(Work to do): Examine the material below. Gather every line in which the string "After" appears.

(Data entries):
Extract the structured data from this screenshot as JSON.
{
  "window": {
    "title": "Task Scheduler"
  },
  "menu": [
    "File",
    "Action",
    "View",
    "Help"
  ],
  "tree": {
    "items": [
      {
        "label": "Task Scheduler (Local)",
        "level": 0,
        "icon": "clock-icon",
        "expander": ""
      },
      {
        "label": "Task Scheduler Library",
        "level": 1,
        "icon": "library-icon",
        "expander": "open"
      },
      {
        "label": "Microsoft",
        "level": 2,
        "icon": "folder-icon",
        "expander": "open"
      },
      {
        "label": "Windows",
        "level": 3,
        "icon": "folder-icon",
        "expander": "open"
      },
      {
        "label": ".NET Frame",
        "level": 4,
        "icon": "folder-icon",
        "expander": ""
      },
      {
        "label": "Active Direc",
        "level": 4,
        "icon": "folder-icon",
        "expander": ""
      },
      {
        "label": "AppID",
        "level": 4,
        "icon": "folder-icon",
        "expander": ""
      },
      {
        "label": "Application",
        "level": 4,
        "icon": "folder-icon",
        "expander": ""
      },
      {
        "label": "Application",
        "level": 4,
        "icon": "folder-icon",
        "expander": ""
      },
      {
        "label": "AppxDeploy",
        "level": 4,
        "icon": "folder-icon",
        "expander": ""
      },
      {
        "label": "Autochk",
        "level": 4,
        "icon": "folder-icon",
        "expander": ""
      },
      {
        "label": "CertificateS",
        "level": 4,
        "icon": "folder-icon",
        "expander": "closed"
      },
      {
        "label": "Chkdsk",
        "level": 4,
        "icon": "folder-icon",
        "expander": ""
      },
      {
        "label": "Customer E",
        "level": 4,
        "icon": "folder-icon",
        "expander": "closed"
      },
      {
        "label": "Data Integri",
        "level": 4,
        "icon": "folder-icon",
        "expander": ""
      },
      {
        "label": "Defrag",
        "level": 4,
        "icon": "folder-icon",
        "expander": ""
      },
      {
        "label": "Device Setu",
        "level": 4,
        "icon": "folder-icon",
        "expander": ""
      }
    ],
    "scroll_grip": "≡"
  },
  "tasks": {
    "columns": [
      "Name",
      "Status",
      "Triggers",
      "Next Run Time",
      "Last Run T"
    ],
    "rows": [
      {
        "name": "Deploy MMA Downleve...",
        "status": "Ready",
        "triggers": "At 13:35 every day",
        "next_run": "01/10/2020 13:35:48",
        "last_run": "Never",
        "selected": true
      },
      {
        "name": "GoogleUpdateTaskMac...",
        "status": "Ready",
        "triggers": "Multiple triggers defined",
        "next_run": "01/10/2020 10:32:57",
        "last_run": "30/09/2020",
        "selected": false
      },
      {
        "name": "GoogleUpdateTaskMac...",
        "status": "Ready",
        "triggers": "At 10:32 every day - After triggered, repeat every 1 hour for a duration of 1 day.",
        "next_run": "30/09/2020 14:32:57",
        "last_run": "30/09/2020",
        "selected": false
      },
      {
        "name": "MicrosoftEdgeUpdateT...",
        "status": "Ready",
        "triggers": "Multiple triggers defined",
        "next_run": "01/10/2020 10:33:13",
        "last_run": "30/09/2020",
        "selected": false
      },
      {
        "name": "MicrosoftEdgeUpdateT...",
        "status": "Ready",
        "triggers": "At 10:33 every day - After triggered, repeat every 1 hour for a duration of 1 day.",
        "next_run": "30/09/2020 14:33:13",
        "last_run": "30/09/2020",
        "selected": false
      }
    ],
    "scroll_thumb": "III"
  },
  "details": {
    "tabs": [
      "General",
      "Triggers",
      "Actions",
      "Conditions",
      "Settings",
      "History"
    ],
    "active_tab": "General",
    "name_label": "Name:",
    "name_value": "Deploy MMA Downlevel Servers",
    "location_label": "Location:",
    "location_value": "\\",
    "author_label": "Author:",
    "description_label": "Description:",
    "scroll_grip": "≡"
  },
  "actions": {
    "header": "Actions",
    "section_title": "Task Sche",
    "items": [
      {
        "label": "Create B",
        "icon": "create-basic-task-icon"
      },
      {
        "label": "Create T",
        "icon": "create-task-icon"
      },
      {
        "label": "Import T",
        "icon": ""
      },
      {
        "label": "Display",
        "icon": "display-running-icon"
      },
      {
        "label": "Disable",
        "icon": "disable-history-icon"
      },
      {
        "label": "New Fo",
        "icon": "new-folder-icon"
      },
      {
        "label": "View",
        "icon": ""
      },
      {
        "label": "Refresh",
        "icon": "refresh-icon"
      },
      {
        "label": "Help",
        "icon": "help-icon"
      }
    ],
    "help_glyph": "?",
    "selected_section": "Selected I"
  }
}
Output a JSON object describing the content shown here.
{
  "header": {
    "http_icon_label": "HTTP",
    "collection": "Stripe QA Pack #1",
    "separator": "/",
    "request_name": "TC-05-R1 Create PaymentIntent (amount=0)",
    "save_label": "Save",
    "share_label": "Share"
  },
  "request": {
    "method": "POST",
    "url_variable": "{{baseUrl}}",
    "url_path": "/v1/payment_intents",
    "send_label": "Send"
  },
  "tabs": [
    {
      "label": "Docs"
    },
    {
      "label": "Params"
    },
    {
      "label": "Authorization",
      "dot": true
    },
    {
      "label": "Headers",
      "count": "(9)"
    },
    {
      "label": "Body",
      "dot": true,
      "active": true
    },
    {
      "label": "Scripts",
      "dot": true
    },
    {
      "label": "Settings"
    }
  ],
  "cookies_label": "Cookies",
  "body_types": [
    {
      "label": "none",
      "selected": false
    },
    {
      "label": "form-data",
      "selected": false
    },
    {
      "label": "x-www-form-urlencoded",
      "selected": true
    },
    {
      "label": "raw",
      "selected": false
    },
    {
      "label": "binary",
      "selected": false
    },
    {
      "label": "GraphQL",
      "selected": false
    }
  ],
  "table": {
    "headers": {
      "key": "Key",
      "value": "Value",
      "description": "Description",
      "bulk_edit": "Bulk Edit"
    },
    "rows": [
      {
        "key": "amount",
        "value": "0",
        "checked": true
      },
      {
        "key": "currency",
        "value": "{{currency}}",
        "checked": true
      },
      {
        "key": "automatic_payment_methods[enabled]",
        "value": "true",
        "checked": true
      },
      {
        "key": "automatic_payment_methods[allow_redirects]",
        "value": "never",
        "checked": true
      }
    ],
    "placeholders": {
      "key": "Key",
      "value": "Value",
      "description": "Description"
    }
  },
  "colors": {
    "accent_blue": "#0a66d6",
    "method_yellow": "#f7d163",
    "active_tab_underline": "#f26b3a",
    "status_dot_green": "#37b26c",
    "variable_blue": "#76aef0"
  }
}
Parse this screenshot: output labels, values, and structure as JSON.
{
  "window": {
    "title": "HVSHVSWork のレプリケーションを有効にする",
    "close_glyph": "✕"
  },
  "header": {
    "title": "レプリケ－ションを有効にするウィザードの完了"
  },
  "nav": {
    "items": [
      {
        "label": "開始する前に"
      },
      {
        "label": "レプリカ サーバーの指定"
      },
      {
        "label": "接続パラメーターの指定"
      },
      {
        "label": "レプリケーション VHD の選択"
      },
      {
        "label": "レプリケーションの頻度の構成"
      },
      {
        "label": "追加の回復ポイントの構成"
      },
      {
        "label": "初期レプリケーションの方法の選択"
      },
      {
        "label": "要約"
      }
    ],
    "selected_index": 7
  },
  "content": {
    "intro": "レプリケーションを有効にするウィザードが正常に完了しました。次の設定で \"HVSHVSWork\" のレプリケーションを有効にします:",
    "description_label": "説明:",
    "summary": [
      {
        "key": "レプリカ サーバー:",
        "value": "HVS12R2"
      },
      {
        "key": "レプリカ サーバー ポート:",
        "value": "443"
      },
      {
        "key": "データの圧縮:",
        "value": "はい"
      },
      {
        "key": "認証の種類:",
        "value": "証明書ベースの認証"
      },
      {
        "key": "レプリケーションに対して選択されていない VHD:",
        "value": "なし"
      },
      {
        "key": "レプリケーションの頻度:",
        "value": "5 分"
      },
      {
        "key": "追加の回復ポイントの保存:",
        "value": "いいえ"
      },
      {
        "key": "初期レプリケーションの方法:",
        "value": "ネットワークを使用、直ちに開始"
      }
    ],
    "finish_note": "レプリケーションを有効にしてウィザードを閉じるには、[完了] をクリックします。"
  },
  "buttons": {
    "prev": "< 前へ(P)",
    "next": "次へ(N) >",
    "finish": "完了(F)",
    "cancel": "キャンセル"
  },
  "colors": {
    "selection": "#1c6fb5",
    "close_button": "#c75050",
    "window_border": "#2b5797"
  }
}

(Response):
        "triggers": "At 10:32 every day - After triggered, repeat every 1 hour for a duration of 1 day.",
        "triggers": "At 10:33 every day - After triggered, repeat every 1 hour for a duration of 1 day.",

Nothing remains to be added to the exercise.